# start of DATA RECORDS

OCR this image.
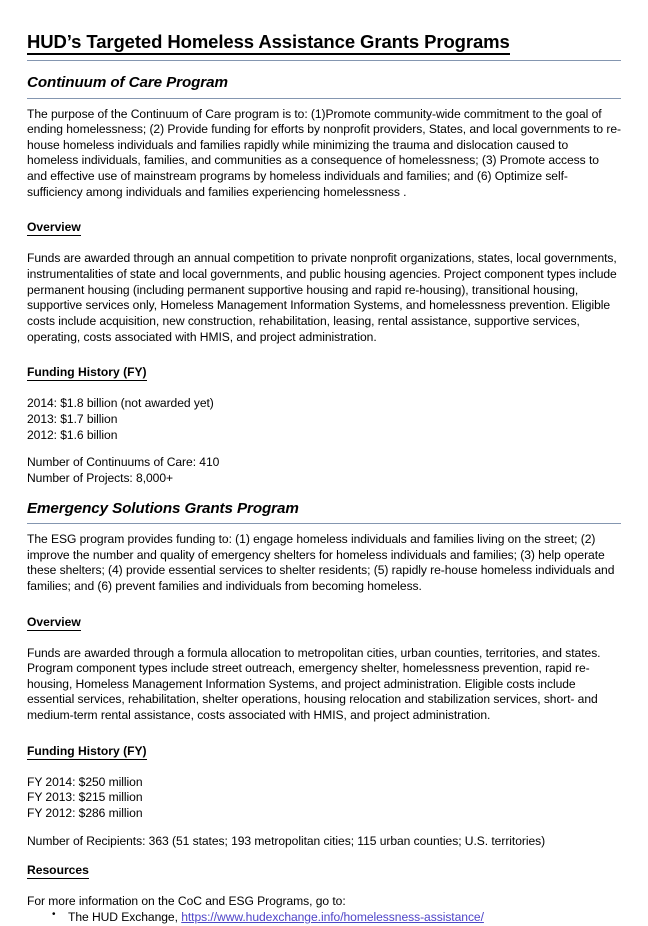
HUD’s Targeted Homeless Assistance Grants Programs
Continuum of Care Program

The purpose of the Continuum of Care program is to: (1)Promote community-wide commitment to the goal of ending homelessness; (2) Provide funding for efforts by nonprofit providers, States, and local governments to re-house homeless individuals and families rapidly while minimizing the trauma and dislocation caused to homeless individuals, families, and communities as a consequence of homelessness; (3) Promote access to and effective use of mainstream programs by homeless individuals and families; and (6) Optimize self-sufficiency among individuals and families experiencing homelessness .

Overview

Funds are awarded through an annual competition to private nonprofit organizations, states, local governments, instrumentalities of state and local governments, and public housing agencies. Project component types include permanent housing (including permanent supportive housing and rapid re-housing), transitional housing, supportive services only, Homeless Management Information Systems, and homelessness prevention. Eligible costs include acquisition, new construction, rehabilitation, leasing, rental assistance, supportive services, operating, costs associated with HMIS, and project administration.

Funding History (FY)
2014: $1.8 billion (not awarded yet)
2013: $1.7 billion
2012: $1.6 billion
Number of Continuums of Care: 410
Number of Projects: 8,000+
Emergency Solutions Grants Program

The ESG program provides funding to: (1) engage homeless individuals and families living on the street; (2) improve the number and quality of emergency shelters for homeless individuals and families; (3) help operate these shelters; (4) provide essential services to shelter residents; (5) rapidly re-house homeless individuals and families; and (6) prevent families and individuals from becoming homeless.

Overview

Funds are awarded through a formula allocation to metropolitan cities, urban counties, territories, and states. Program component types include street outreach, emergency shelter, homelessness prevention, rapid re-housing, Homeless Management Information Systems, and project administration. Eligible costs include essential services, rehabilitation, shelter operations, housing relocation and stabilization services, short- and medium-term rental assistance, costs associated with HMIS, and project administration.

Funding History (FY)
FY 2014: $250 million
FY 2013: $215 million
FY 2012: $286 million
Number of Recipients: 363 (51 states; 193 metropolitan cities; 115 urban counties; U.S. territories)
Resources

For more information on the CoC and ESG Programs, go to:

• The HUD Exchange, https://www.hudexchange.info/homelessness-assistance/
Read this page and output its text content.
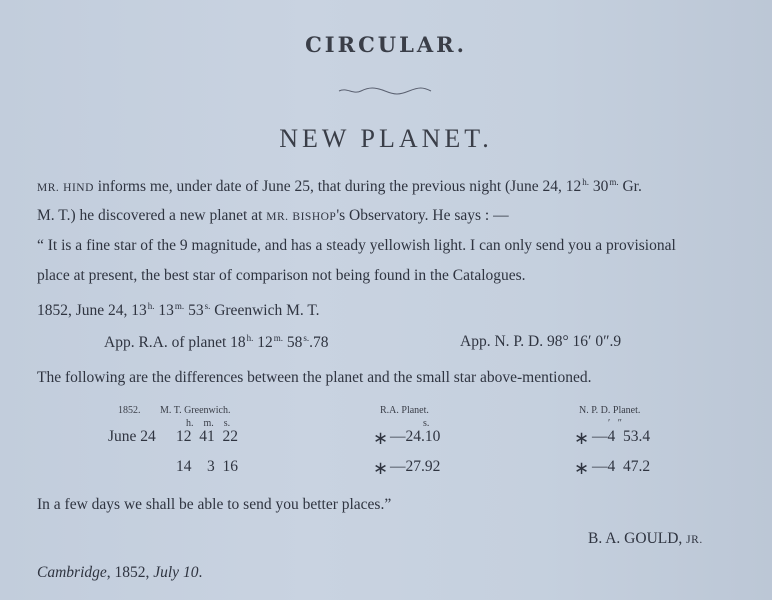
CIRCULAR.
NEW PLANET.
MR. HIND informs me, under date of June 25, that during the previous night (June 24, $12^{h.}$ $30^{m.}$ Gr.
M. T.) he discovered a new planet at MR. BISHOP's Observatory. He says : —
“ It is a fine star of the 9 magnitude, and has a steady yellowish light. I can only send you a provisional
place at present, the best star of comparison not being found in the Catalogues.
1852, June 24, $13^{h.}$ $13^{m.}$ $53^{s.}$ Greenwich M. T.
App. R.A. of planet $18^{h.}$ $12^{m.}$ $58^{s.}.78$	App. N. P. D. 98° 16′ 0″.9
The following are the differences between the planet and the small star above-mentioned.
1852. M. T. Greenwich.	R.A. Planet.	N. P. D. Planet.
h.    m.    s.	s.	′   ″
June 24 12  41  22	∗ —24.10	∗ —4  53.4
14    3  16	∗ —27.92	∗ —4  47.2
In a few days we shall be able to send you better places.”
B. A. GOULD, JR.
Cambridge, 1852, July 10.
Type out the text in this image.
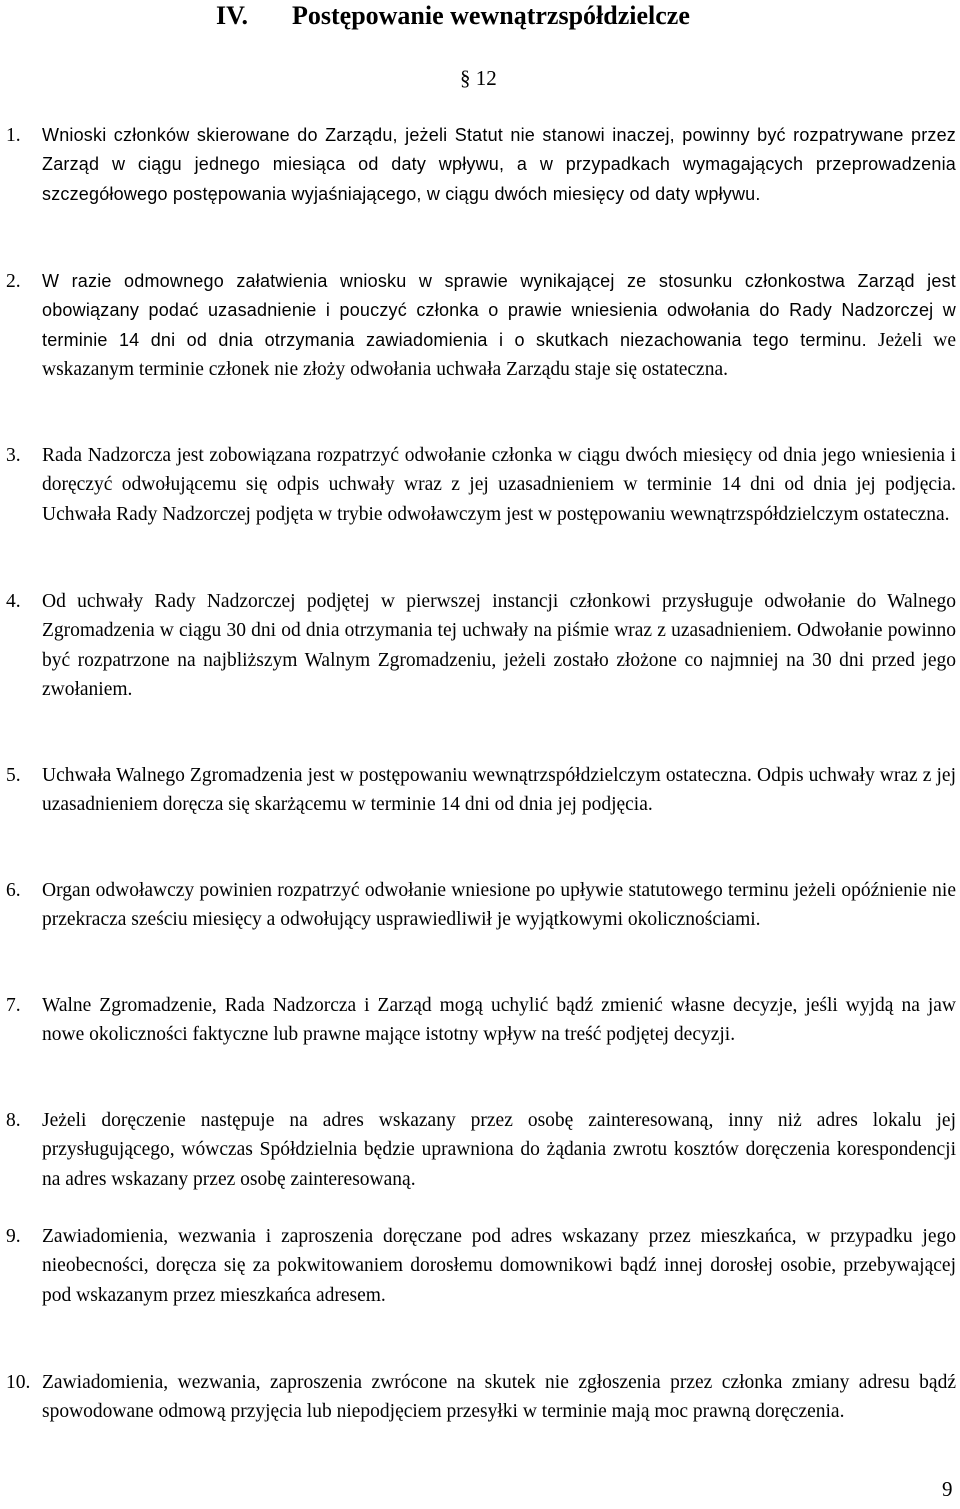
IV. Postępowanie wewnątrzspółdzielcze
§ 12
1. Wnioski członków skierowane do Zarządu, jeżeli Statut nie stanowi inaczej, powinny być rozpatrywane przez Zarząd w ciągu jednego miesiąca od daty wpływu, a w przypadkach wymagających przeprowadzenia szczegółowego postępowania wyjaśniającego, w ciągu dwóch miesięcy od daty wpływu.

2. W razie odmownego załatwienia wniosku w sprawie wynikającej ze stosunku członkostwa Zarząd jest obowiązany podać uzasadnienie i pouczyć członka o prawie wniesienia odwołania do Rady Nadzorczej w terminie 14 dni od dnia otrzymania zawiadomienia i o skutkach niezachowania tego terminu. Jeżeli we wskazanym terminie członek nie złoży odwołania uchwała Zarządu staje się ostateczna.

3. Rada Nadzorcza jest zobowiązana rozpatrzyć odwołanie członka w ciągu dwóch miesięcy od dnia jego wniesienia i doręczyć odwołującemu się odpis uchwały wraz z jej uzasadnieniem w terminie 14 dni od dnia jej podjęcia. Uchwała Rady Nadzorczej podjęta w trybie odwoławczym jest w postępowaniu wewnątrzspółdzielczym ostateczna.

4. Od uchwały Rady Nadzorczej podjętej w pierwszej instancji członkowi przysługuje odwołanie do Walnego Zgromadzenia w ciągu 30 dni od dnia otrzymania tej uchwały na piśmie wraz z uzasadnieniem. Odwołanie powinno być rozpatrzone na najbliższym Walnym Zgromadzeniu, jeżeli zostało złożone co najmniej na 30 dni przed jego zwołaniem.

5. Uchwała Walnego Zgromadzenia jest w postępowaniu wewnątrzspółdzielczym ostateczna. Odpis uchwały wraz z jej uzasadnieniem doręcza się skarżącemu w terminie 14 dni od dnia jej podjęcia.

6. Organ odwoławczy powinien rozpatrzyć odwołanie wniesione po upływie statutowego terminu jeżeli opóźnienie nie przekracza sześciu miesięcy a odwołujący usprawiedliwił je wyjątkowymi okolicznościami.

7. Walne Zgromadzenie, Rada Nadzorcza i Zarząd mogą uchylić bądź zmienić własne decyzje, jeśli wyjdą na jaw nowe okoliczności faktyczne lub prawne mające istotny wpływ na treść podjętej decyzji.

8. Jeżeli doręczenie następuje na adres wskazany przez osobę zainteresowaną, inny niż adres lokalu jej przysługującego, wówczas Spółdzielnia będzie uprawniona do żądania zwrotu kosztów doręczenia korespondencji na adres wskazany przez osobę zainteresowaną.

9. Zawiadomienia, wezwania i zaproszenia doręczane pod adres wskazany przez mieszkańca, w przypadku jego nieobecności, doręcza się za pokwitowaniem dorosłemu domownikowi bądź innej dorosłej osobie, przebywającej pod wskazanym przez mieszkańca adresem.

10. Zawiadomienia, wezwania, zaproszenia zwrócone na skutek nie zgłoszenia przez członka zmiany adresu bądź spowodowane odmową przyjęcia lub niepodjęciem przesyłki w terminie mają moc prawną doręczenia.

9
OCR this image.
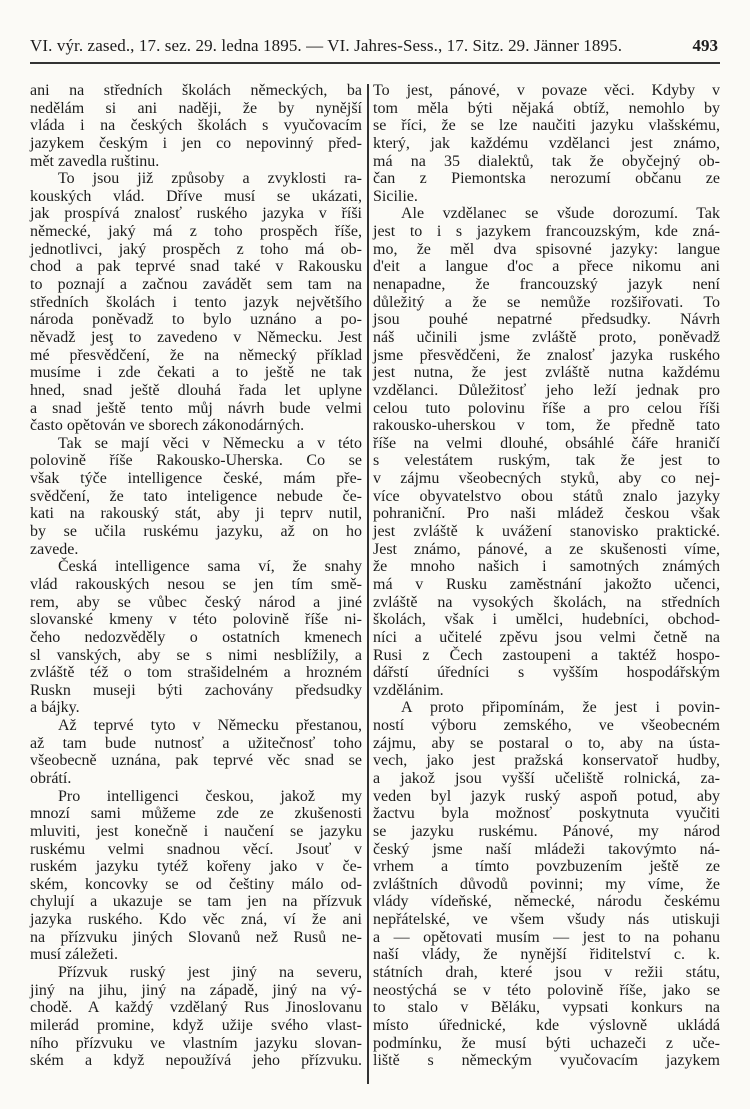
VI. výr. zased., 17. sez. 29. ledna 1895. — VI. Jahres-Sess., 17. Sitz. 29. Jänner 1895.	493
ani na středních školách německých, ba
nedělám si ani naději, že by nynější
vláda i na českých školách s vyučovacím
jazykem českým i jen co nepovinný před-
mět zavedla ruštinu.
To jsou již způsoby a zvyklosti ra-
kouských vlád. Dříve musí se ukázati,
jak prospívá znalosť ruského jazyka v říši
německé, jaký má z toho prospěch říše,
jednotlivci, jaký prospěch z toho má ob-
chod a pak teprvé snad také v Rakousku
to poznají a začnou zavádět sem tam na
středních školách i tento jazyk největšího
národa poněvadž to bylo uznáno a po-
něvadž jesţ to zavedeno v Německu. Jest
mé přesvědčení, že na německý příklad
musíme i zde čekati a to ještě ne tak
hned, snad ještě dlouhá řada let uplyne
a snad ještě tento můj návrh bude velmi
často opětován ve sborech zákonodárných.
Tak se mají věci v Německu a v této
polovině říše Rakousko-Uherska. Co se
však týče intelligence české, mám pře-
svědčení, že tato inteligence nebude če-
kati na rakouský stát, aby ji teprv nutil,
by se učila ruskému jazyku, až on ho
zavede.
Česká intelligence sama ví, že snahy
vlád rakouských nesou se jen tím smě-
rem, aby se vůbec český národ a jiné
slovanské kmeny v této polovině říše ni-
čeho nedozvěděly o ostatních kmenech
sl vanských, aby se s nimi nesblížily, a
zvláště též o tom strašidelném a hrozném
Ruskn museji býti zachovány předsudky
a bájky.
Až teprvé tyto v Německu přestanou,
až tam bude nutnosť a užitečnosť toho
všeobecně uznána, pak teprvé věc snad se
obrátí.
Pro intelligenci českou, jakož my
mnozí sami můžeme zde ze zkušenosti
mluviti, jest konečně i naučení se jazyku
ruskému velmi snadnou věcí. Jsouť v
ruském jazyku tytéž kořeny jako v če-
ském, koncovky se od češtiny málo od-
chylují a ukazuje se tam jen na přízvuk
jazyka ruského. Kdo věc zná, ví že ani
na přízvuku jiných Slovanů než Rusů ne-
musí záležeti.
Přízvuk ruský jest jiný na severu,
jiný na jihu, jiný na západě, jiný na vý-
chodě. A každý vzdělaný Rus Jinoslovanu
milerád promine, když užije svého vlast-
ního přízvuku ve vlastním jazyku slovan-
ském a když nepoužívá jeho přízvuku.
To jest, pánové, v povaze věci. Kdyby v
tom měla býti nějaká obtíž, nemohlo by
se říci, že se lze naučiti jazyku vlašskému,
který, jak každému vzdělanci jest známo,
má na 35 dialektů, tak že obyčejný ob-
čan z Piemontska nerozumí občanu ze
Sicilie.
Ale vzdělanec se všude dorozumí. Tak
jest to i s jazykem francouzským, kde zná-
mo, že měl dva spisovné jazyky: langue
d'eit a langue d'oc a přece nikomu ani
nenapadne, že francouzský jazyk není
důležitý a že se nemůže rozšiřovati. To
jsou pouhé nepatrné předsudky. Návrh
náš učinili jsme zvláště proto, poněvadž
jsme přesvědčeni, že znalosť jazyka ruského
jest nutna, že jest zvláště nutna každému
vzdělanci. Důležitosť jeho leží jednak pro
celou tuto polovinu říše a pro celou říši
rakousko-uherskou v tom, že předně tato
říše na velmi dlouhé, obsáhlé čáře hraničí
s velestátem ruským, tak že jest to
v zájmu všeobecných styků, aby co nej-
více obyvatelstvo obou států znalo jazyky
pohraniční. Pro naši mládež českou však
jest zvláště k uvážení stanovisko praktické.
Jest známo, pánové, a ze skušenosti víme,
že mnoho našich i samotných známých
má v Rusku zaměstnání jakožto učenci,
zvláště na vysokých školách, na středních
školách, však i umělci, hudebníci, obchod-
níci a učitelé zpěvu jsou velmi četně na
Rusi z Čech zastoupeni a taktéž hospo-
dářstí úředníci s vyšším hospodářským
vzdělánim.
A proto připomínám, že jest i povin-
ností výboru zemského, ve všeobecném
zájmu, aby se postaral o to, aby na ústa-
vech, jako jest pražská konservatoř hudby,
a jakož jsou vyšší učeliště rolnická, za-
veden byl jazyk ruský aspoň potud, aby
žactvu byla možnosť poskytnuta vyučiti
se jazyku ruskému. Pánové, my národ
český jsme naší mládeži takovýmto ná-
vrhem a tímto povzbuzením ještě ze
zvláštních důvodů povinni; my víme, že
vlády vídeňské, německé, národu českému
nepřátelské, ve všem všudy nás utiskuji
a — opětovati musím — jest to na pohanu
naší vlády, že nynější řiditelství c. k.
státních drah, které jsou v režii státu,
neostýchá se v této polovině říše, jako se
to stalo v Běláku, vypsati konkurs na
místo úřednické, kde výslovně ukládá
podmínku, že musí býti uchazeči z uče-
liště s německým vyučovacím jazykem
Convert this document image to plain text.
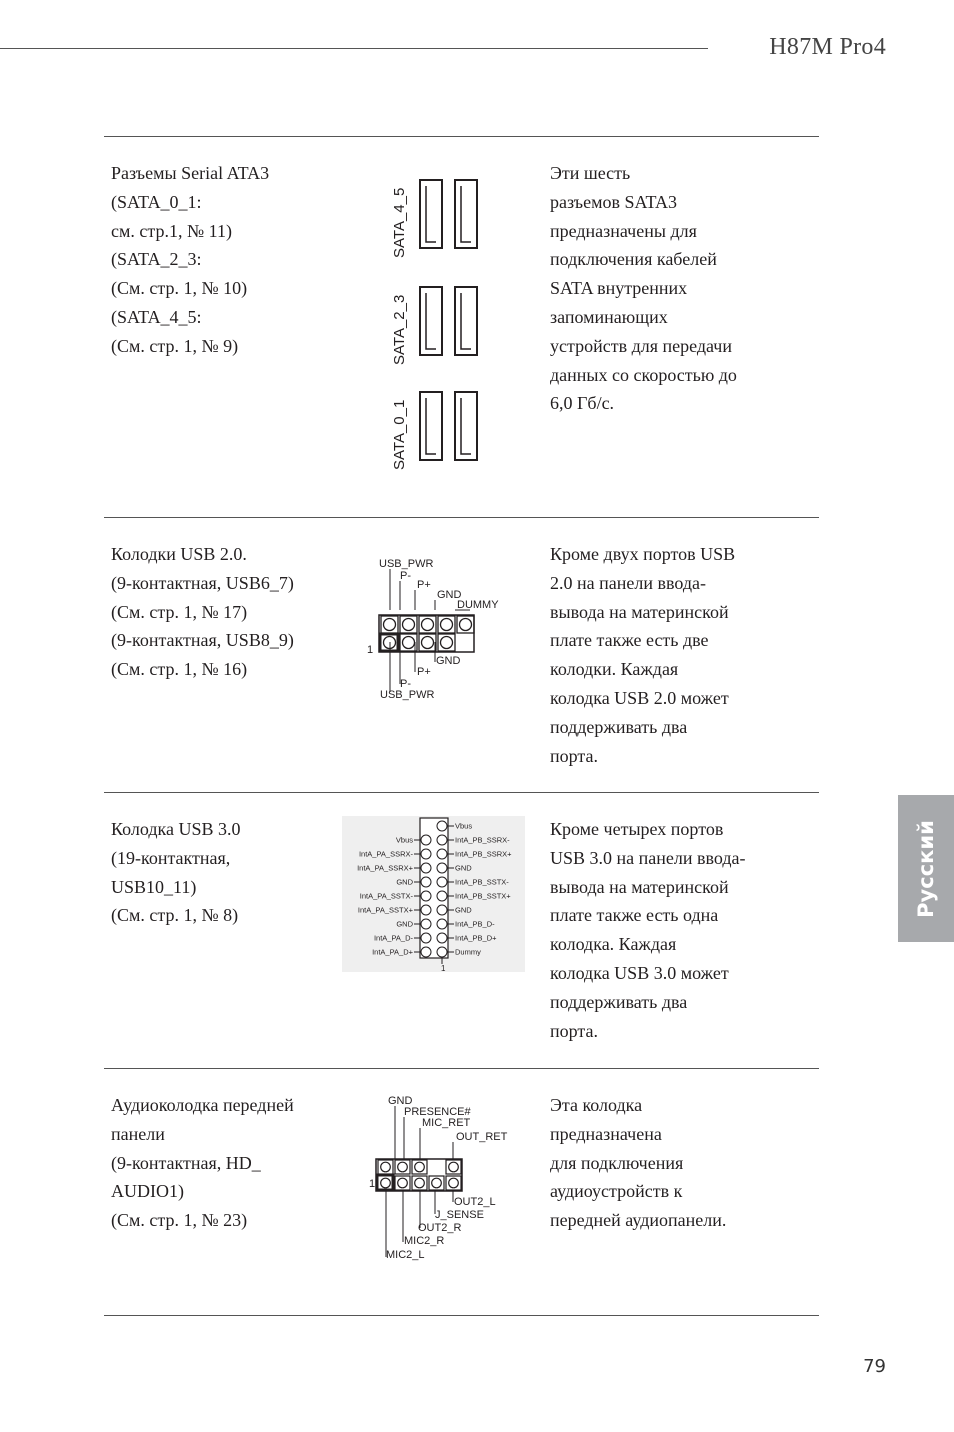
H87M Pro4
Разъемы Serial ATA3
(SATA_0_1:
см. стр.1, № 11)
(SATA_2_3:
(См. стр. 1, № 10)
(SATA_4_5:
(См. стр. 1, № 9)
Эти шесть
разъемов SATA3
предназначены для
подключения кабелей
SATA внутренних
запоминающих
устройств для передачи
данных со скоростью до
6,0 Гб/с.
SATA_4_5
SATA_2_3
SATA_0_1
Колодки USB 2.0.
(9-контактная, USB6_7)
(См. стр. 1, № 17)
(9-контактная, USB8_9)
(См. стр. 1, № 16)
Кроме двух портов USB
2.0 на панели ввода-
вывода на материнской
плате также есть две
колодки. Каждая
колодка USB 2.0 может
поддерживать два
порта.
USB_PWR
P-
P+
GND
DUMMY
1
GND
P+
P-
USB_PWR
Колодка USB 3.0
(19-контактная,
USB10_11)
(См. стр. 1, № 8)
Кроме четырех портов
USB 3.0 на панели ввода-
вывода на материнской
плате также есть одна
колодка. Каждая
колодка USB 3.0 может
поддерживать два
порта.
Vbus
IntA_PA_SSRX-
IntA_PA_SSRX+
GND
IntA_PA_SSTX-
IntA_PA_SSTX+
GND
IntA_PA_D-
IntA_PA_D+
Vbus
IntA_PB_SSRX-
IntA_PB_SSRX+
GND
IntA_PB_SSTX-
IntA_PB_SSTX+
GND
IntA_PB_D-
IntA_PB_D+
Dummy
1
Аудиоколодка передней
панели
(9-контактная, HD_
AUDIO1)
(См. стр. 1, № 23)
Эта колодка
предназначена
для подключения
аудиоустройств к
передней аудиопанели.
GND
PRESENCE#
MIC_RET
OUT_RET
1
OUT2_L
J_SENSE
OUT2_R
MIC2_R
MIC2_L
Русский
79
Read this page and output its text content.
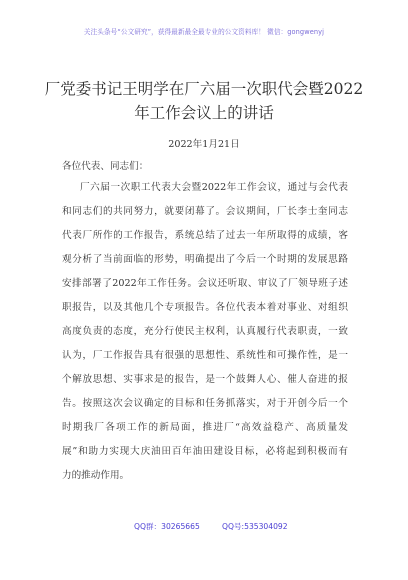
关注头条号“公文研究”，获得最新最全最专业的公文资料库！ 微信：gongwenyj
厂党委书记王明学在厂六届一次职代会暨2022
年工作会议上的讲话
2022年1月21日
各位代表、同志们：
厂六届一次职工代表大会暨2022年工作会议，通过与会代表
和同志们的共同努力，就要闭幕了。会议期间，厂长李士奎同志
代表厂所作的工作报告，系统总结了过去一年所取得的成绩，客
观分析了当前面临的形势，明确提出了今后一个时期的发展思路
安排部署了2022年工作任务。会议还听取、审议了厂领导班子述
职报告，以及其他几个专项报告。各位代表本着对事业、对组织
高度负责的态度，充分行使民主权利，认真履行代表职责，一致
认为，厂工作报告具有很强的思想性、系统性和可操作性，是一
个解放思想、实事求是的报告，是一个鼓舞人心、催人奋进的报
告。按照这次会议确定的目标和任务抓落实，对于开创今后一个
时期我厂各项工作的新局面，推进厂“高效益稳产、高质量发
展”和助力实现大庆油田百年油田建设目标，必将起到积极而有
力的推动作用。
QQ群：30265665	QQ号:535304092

# end of DATA RECORDS

REQUIRED TASK - Take only the line containing "Convert this document image to plain text." and every line after it to the end of the entries, and copy them exactly, pictures excluded.

TASK OUTPUT -
Convert this document image to plain text.
H87M Pro4
Разъемы Serial ATA3
(SATA_0_1:
см. стр.1, № 11)
(SATA_2_3:
(См. стр. 1, № 10)
(SATA_4_5:
(См. стр. 1, № 9)
Эти шесть
разъемов SATA3
предназначены для
подключения кабелей
SATA внутренних
запоминающих
устройств для передачи
данных со скоростью до
6,0 Гб/с.
SATA_4_5
SATA_2_3
SATA_0_1
Колодки USB 2.0.
(9-контактная, USB6_7)
(См. стр. 1, № 17)
(9-контактная, USB8_9)
(См. стр. 1, № 16)
Кроме двух портов USB
2.0 на панели ввода-
вывода на материнской
плате также есть две
колодки. Каждая
колодка USB 2.0 может
поддерживать два
порта.
USB_PWR
P-
P+
GND
DUMMY
1
GND
P+
P-
USB_PWR
Колодка USB 3.0
(19-контактная,
USB10_11)
(См. стр. 1, № 8)
Кроме четырех портов
USB 3.0 на панели ввода-
вывода на материнской
плате также есть одна
колодка. Каждая
колодка USB 3.0 может
поддерживать два
порта.
Vbus
IntA_PA_SSRX-
IntA_PA_SSRX+
GND
IntA_PA_SSTX-
IntA_PA_SSTX+
GND
IntA_PA_D-
IntA_PA_D+
Vbus
IntA_PB_SSRX-
IntA_PB_SSRX+
GND
IntA_PB_SSTX-
IntA_PB_SSTX+
GND
IntA_PB_D-
IntA_PB_D+
Dummy
1
Аудиоколодка передней
панели
(9-контактная, HD_
AUDIO1)
(См. стр. 1, № 23)
Эта колодка
предназначена
для подключения
аудиоустройств к
передней аудиопанели.
GND
PRESENCE#
MIC_RET
OUT_RET
1
OUT2_L
J_SENSE
OUT2_R
MIC2_R
MIC2_L
Русский
79
Read this page and output its text content.
关注头条号“公文研究”，获得最新最全最专业的公文资料库！ 微信：gongwenyj
厂党委书记王明学在厂六届一次职代会暨2022
年工作会议上的讲话
2022年1月21日
各位代表、同志们：
厂六届一次职工代表大会暨2022年工作会议，通过与会代表
和同志们的共同努力，就要闭幕了。会议期间，厂长李士奎同志
代表厂所作的工作报告，系统总结了过去一年所取得的成绩，客
观分析了当前面临的形势，明确提出了今后一个时期的发展思路
安排部署了2022年工作任务。会议还听取、审议了厂领导班子述
职报告，以及其他几个专项报告。各位代表本着对事业、对组织
高度负责的态度，充分行使民主权利，认真履行代表职责，一致
认为，厂工作报告具有很强的思想性、系统性和可操作性，是一
个解放思想、实事求是的报告，是一个鼓舞人心、催人奋进的报
告。按照这次会议确定的目标和任务抓落实，对于开创今后一个
时期我厂各项工作的新局面，推进厂“高效益稳产、高质量发
展”和助力实现大庆油田百年油田建设目标，必将起到积极而有
力的推动作用。
QQ群：30265665	QQ号:535304092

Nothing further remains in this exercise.